» **Stated problem**: Please print each of the entries below, reproducing every line character for character, with nothing added, dropped, or reordered.

» **Material for this exercise**:
** BEGIN **
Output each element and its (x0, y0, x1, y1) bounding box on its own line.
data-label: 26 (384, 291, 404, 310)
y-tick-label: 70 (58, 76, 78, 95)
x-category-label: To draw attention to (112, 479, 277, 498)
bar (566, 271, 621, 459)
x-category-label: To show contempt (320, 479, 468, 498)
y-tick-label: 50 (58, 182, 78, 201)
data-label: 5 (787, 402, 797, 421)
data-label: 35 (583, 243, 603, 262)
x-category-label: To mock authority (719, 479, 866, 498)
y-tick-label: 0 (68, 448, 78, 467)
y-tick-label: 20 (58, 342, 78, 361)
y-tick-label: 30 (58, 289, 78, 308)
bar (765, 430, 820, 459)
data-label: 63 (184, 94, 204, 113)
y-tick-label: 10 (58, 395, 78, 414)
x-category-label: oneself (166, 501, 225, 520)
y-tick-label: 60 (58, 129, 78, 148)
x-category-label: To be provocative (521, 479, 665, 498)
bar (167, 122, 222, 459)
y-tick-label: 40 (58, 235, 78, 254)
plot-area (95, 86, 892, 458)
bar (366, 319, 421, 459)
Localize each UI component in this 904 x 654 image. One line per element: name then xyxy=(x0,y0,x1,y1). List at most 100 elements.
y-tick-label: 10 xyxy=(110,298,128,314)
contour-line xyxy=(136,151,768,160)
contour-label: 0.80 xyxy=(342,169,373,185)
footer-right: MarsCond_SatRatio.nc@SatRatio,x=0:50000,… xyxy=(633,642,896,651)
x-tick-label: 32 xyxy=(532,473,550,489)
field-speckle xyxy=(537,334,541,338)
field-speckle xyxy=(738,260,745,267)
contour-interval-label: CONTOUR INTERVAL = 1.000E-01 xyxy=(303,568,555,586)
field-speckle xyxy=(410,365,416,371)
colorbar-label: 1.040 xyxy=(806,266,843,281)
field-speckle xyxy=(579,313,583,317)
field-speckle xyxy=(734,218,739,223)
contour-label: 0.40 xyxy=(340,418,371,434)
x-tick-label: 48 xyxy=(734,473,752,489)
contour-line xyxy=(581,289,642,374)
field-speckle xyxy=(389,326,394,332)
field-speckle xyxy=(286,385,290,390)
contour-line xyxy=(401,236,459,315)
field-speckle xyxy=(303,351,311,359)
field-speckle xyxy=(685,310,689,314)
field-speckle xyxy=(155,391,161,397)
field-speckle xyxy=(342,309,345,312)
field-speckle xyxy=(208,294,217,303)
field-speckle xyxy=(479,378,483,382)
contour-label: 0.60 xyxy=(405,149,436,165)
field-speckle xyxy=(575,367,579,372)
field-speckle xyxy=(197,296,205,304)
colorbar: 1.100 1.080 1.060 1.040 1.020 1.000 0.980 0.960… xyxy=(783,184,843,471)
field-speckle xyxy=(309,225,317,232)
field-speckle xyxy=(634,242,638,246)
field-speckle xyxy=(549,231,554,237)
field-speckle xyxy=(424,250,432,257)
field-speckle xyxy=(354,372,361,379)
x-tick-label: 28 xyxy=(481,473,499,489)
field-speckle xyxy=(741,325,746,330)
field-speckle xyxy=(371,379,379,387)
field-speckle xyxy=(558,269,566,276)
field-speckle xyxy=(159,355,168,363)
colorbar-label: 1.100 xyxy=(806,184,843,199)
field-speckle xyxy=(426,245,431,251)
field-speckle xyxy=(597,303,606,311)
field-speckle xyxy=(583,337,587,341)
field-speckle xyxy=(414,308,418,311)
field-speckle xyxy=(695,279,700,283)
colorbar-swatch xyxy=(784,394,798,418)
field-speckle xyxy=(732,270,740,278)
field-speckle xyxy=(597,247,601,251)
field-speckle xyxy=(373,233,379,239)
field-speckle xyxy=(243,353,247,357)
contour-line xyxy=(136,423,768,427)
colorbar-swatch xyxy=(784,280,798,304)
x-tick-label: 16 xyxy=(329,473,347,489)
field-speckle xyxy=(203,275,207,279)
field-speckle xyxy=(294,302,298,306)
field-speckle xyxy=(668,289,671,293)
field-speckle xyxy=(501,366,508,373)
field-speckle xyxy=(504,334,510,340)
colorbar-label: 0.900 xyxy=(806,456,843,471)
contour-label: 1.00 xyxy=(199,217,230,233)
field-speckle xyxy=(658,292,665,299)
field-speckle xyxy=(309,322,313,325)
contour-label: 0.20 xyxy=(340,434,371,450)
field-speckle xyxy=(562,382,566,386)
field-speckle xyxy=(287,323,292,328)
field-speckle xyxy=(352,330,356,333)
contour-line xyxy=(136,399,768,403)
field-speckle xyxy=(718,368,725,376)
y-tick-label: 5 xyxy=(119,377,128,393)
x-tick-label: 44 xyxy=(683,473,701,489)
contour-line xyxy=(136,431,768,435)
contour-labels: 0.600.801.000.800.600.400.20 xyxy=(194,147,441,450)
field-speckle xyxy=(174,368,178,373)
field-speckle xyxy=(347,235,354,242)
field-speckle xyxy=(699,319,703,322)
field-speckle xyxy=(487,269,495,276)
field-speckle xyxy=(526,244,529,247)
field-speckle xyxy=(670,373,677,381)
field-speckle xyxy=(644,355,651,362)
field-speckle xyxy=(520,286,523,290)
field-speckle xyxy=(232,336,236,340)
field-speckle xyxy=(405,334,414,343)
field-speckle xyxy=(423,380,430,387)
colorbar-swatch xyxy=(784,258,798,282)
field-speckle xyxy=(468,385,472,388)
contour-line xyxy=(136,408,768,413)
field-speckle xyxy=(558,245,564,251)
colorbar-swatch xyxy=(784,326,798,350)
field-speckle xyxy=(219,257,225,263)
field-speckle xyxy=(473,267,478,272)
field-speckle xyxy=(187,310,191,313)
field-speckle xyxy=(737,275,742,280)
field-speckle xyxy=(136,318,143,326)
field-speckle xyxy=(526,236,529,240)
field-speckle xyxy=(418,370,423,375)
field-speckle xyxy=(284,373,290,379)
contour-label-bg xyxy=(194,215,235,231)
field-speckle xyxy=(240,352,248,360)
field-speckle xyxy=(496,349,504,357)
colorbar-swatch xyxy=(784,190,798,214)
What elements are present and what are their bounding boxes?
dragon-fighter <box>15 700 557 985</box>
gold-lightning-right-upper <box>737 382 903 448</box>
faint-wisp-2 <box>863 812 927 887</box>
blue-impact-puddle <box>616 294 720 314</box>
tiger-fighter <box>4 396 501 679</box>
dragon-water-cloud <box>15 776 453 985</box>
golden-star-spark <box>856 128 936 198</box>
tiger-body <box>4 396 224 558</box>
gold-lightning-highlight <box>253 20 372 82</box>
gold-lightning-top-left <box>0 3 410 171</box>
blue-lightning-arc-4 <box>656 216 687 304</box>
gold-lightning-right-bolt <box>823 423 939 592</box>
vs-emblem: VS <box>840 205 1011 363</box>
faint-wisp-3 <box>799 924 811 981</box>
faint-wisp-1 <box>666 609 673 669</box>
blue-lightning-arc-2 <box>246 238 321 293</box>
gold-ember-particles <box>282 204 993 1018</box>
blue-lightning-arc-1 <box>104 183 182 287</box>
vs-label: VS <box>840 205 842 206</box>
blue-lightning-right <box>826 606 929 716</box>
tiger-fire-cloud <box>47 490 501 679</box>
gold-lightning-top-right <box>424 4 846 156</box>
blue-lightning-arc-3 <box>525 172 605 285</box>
** END **
» **Worked answer**:
Output each element and its (x0, y0, x1, y1) bounding box on its own line.
data-label: 26 (384, 291, 404, 310)
y-tick-label: 70 (58, 76, 78, 95)
x-category-label: To draw attention to (112, 479, 277, 498)
bar (566, 271, 621, 459)
x-category-label: To show contempt (320, 479, 468, 498)
y-tick-label: 50 (58, 182, 78, 201)
data-label: 5 (787, 402, 797, 421)
data-label: 35 (583, 243, 603, 262)
x-category-label: To mock authority (719, 479, 866, 498)
y-tick-label: 0 (68, 448, 78, 467)
y-tick-label: 20 (58, 342, 78, 361)
y-tick-label: 30 (58, 289, 78, 308)
bar (765, 430, 820, 459)
data-label: 63 (184, 94, 204, 113)
y-tick-label: 10 (58, 395, 78, 414)
x-category-label: oneself (166, 501, 225, 520)
y-tick-label: 60 (58, 129, 78, 148)
x-category-label: To be provocative (521, 479, 665, 498)
bar (167, 122, 222, 459)
y-tick-label: 40 (58, 235, 78, 254)
plot-area (95, 86, 892, 458)
bar (366, 319, 421, 459)
Localize each UI component in this 904 x 654 image. One line per element: name then xyxy=(x0,y0,x1,y1). List at most 100 elements.
y-tick-label: 10 xyxy=(110,298,128,314)
contour-line xyxy=(136,151,768,160)
contour-label: 0.80 xyxy=(342,169,373,185)
footer-right: MarsCond_SatRatio.nc@SatRatio,x=0:50000,… xyxy=(633,642,896,651)
x-tick-label: 32 xyxy=(532,473,550,489)
field-speckle xyxy=(537,334,541,338)
field-speckle xyxy=(738,260,745,267)
contour-interval-label: CONTOUR INTERVAL = 1.000E-01 xyxy=(303,568,555,586)
field-speckle xyxy=(410,365,416,371)
colorbar-label: 1.040 xyxy=(806,266,843,281)
field-speckle xyxy=(579,313,583,317)
field-speckle xyxy=(734,218,739,223)
contour-label: 0.40 xyxy=(340,418,371,434)
x-tick-label: 48 xyxy=(734,473,752,489)
contour-line xyxy=(581,289,642,374)
field-speckle xyxy=(389,326,394,332)
field-speckle xyxy=(286,385,290,390)
contour-line xyxy=(401,236,459,315)
field-speckle xyxy=(303,351,311,359)
field-speckle xyxy=(685,310,689,314)
field-speckle xyxy=(155,391,161,397)
field-speckle xyxy=(342,309,345,312)
field-speckle xyxy=(208,294,217,303)
field-speckle xyxy=(479,378,483,382)
contour-label: 0.60 xyxy=(405,149,436,165)
field-speckle xyxy=(575,367,579,372)
field-speckle xyxy=(197,296,205,304)
colorbar: 1.100 1.080 1.060 1.040 1.020 1.000 0.980 0.960… xyxy=(783,184,843,471)
field-speckle xyxy=(309,225,317,232)
field-speckle xyxy=(634,242,638,246)
field-speckle xyxy=(549,231,554,237)
field-speckle xyxy=(424,250,432,257)
field-speckle xyxy=(354,372,361,379)
x-tick-label: 28 xyxy=(481,473,499,489)
field-speckle xyxy=(741,325,746,330)
field-speckle xyxy=(371,379,379,387)
field-speckle xyxy=(558,269,566,276)
field-speckle xyxy=(159,355,168,363)
colorbar-label: 1.100 xyxy=(806,184,843,199)
field-speckle xyxy=(426,245,431,251)
field-speckle xyxy=(597,303,606,311)
field-speckle xyxy=(583,337,587,341)
field-speckle xyxy=(414,308,418,311)
field-speckle xyxy=(695,279,700,283)
colorbar-swatch xyxy=(784,394,798,418)
field-speckle xyxy=(732,270,740,278)
field-speckle xyxy=(597,247,601,251)
field-speckle xyxy=(373,233,379,239)
field-speckle xyxy=(243,353,247,357)
contour-line xyxy=(136,423,768,427)
colorbar-swatch xyxy=(784,280,798,304)
x-tick-label: 16 xyxy=(329,473,347,489)
field-speckle xyxy=(203,275,207,279)
field-speckle xyxy=(294,302,298,306)
field-speckle xyxy=(668,289,671,293)
field-speckle xyxy=(501,366,508,373)
field-speckle xyxy=(504,334,510,340)
colorbar-label: 0.900 xyxy=(806,456,843,471)
contour-label: 1.00 xyxy=(199,217,230,233)
field-speckle xyxy=(658,292,665,299)
field-speckle xyxy=(309,322,313,325)
contour-label: 0.20 xyxy=(340,434,371,450)
field-speckle xyxy=(562,382,566,386)
field-speckle xyxy=(287,323,292,328)
field-speckle xyxy=(352,330,356,333)
contour-line xyxy=(136,399,768,403)
field-speckle xyxy=(718,368,725,376)
y-tick-label: 5 xyxy=(119,377,128,393)
x-tick-label: 44 xyxy=(683,473,701,489)
contour-line xyxy=(136,431,768,435)
contour-labels: 0.600.801.000.800.600.400.20 xyxy=(194,147,441,450)
field-speckle xyxy=(174,368,178,373)
field-speckle xyxy=(347,235,354,242)
field-speckle xyxy=(699,319,703,322)
field-speckle xyxy=(487,269,495,276)
field-speckle xyxy=(526,244,529,247)
field-speckle xyxy=(670,373,677,381)
field-speckle xyxy=(644,355,651,362)
field-speckle xyxy=(520,286,523,290)
field-speckle xyxy=(232,336,236,340)
field-speckle xyxy=(405,334,414,343)
field-speckle xyxy=(423,380,430,387)
colorbar-swatch xyxy=(784,258,798,282)
field-speckle xyxy=(468,385,472,388)
contour-line xyxy=(136,408,768,413)
field-speckle xyxy=(558,245,564,251)
colorbar-swatch xyxy=(784,326,798,350)
field-speckle xyxy=(219,257,225,263)
field-speckle xyxy=(473,267,478,272)
field-speckle xyxy=(187,310,191,313)
field-speckle xyxy=(737,275,742,280)
field-speckle xyxy=(136,318,143,326)
field-speckle xyxy=(526,236,529,240)
field-speckle xyxy=(418,370,423,375)
field-speckle xyxy=(284,373,290,379)
contour-label-bg xyxy=(194,215,235,231)
field-speckle xyxy=(240,352,248,360)
field-speckle xyxy=(496,349,504,357)
colorbar-swatch xyxy=(784,190,798,214)
What elements are present and what are their bounding boxes?
dragon-fighter <box>15 700 557 985</box>
gold-lightning-right-upper <box>737 382 903 448</box>
faint-wisp-2 <box>863 812 927 887</box>
blue-impact-puddle <box>616 294 720 314</box>
tiger-fighter <box>4 396 501 679</box>
dragon-water-cloud <box>15 776 453 985</box>
golden-star-spark <box>856 128 936 198</box>
tiger-body <box>4 396 224 558</box>
gold-lightning-highlight <box>253 20 372 82</box>
gold-lightning-top-left <box>0 3 410 171</box>
blue-lightning-arc-4 <box>656 216 687 304</box>
gold-lightning-right-bolt <box>823 423 939 592</box>
vs-emblem: VS <box>840 205 1011 363</box>
faint-wisp-3 <box>799 924 811 981</box>
faint-wisp-1 <box>666 609 673 669</box>
blue-lightning-arc-2 <box>246 238 321 293</box>
gold-ember-particles <box>282 204 993 1018</box>
blue-lightning-arc-1 <box>104 183 182 287</box>
vs-label: VS <box>840 205 842 206</box>
blue-lightning-right <box>826 606 929 716</box>
tiger-fire-cloud <box>47 490 501 679</box>
gold-lightning-top-right <box>424 4 846 156</box>
blue-lightning-arc-3 <box>525 172 605 285</box>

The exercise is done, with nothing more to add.